PROBLEM DESCRIPTION ▸ Every record must appear in your copy exactly as written, with no pictures.
>> Start
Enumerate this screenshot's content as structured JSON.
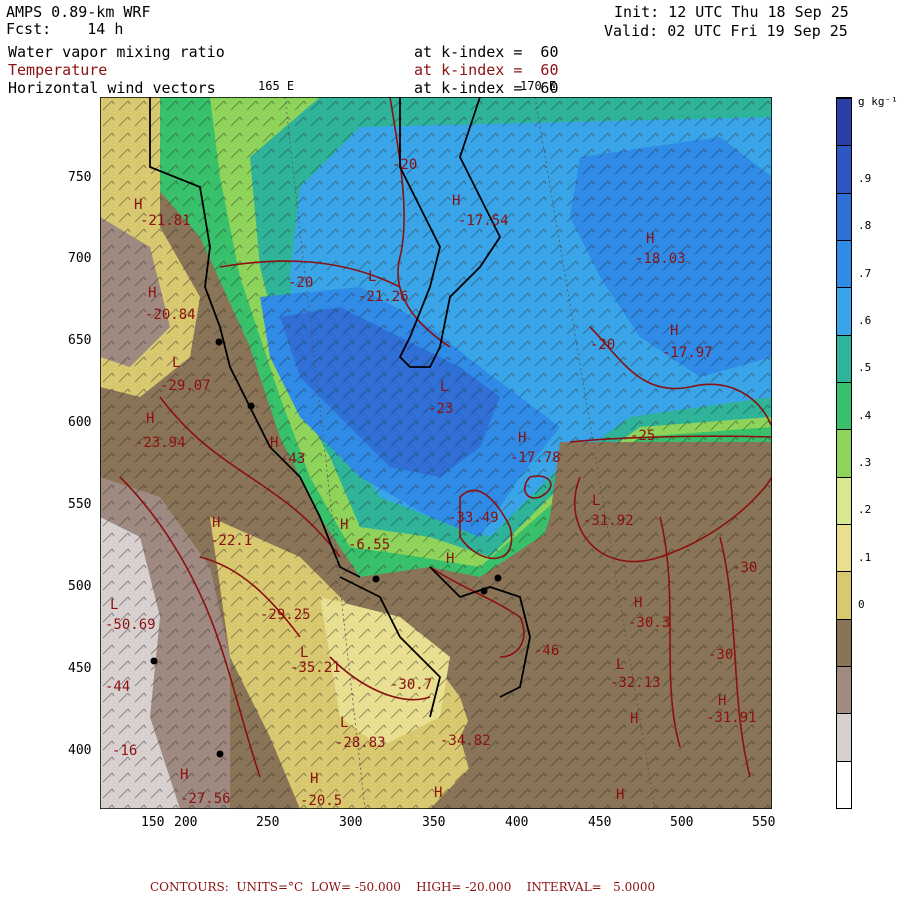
{
  "header": {
    "model": "AMPS 0.89-km WRF",
    "forecast": "Fcst:    14 h",
    "init": "Init: 12 UTC Thu 18 Sep 25",
    "valid": "Valid: 02 UTC Fri 19 Sep 25",
    "field1": "Water vapor mixing ratio",
    "field2": "Temperature",
    "field3": "Horizontal wind vectors",
    "level1": "at k-index =  60",
    "level2": "at k-index =  60",
    "level3": "at k-index =  60",
    "lon_label_1": "165 E",
    "lon_label_2": "170 E"
  },
  "axes": {
    "x_ticks": [
      "150",
      "200",
      "250",
      "300",
      "350",
      "400",
      "450",
      "500",
      "550"
    ],
    "y_ticks": [
      "750",
      "700",
      "650",
      "600",
      "550",
      "500",
      "450",
      "400"
    ]
  },
  "colorbar": {
    "unit": "g kg⁻¹",
    "labels": [
      ".9",
      ".8",
      ".7",
      ".6",
      ".5",
      ".4",
      ".3",
      ".2",
      ".1",
      "0"
    ],
    "colors": [
      "#2a3fa8",
      "#2f56c2",
      "#2f6fd6",
      "#2f8be6",
      "#3aa4e8",
      "#2fb49a",
      "#38c06a",
      "#8fd45a",
      "#d8e890",
      "#e8e090",
      "#d8c870",
      "#8a7458",
      "#9e8a80",
      "#d8cfcf",
      "#ffffff"
    ]
  },
  "labels": [
    {
      "text": "H",
      "name": "high-label"
    },
    {
      "text": "-21.81"
    },
    {
      "text": "-20.84"
    },
    {
      "text": "-29.07"
    },
    {
      "text": "-23.94"
    },
    {
      "text": "-22.1"
    },
    {
      "text": "-29.25"
    },
    {
      "text": "-35.21"
    },
    {
      "text": "-30.7"
    },
    {
      "text": "-28.83"
    },
    {
      "text": "-20.5"
    },
    {
      "text": "-34.82"
    },
    {
      "text": "-27.56"
    },
    {
      "text": "-16"
    },
    {
      "text": "-44"
    },
    {
      "text": "-50.69"
    },
    {
      "text": "-21.26"
    },
    {
      "text": "-17.54"
    },
    {
      "text": "-18.03"
    },
    {
      "text": "-17.97"
    },
    {
      "text": "-23"
    },
    {
      "text": "-17.78"
    },
    {
      "text": "-31.92"
    },
    {
      "text": "-30.3"
    },
    {
      "text": "-32.13"
    },
    {
      "text": "-31.91"
    },
    {
      "text": "-33.49"
    },
    {
      "text": "-6.55"
    },
    {
      "text": "-20"
    },
    {
      "text": "-25"
    },
    {
      "text": "-30"
    },
    {
      "text": "-43"
    },
    {
      "text": "-46"
    }
  ],
  "footer": "CONTOURS:  UNITS=°C  LOW= -50.000    HIGH= -20.000    INTERVAL=   5.0000"
}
>> End
TASK RESPONSE ▸
Enumerate this screenshot's content as structured JSON.
{
  "header": {
    "model": "AMPS 0.89-km WRF",
    "forecast": "Fcst:    14 h",
    "init": "Init: 12 UTC Thu 18 Sep 25",
    "valid": "Valid: 02 UTC Fri 19 Sep 25",
    "field1": "Water vapor mixing ratio",
    "field2": "Temperature",
    "field3": "Horizontal wind vectors",
    "level1": "at k-index =  60",
    "level2": "at k-index =  60",
    "level3": "at k-index =  60",
    "lon_label_1": "165 E",
    "lon_label_2": "170 E"
  },
  "axes": {
    "x_ticks": [
      "150",
      "200",
      "250",
      "300",
      "350",
      "400",
      "450",
      "500",
      "550"
    ],
    "y_ticks": [
      "750",
      "700",
      "650",
      "600",
      "550",
      "500",
      "450",
      "400"
    ]
  },
  "colorbar": {
    "unit": "g kg⁻¹",
    "labels": [
      ".9",
      ".8",
      ".7",
      ".6",
      ".5",
      ".4",
      ".3",
      ".2",
      ".1",
      "0"
    ],
    "colors": [
      "#2a3fa8",
      "#2f56c2",
      "#2f6fd6",
      "#2f8be6",
      "#3aa4e8",
      "#2fb49a",
      "#38c06a",
      "#8fd45a",
      "#d8e890",
      "#e8e090",
      "#d8c870",
      "#8a7458",
      "#9e8a80",
      "#d8cfcf",
      "#ffffff"
    ]
  },
  "labels": [
    {
      "text": "H",
      "name": "high-label"
    },
    {
      "text": "-21.81"
    },
    {
      "text": "-20.84"
    },
    {
      "text": "-29.07"
    },
    {
      "text": "-23.94"
    },
    {
      "text": "-22.1"
    },
    {
      "text": "-29.25"
    },
    {
      "text": "-35.21"
    },
    {
      "text": "-30.7"
    },
    {
      "text": "-28.83"
    },
    {
      "text": "-20.5"
    },
    {
      "text": "-34.82"
    },
    {
      "text": "-27.56"
    },
    {
      "text": "-16"
    },
    {
      "text": "-44"
    },
    {
      "text": "-50.69"
    },
    {
      "text": "-21.26"
    },
    {
      "text": "-17.54"
    },
    {
      "text": "-18.03"
    },
    {
      "text": "-17.97"
    },
    {
      "text": "-23"
    },
    {
      "text": "-17.78"
    },
    {
      "text": "-31.92"
    },
    {
      "text": "-30.3"
    },
    {
      "text": "-32.13"
    },
    {
      "text": "-31.91"
    },
    {
      "text": "-33.49"
    },
    {
      "text": "-6.55"
    },
    {
      "text": "-20"
    },
    {
      "text": "-25"
    },
    {
      "text": "-30"
    },
    {
      "text": "-43"
    },
    {
      "text": "-46"
    }
  ],
  "footer": "CONTOURS:  UNITS=°C  LOW= -50.000    HIGH= -20.000    INTERVAL=   5.0000"
}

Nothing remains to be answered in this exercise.